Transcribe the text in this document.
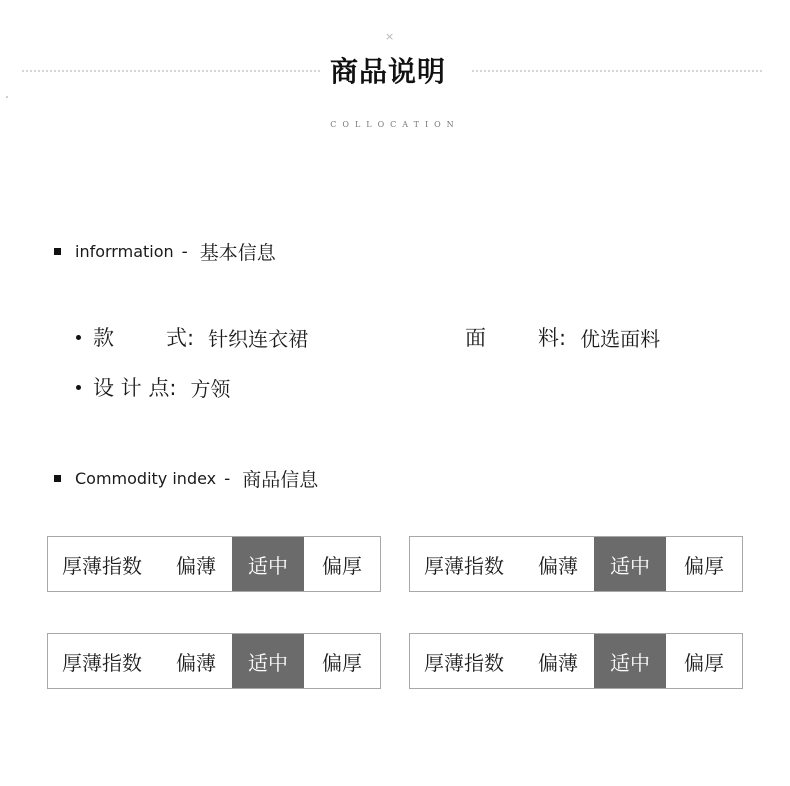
×
商品说明
COLLOCATION
inforrmation - 基本信息
款 式: 针织连衣裙	面 料: 优选面料
设 计 点: 方领
Commodity index - 商品信息
厚薄指数	偏薄	适中	偏厚	厚薄指数	偏薄	适中	偏厚
厚薄指数	偏薄	适中	偏厚	厚薄指数	偏薄	适中	偏厚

______

What needs to be done:
Without the pictures, copy the material exactly as given.

Completed task:
Transcribe the text in this document.
×
商品说明
COLLOCATION
inforrmation - 基本信息
款 式: 针织连衣裙	面 料: 优选面料
设 计 点: 方领
Commodity index - 商品信息
厚薄指数	偏薄	适中	偏厚	厚薄指数	偏薄	适中	偏厚
厚薄指数	偏薄	适中	偏厚	厚薄指数	偏薄	适中	偏厚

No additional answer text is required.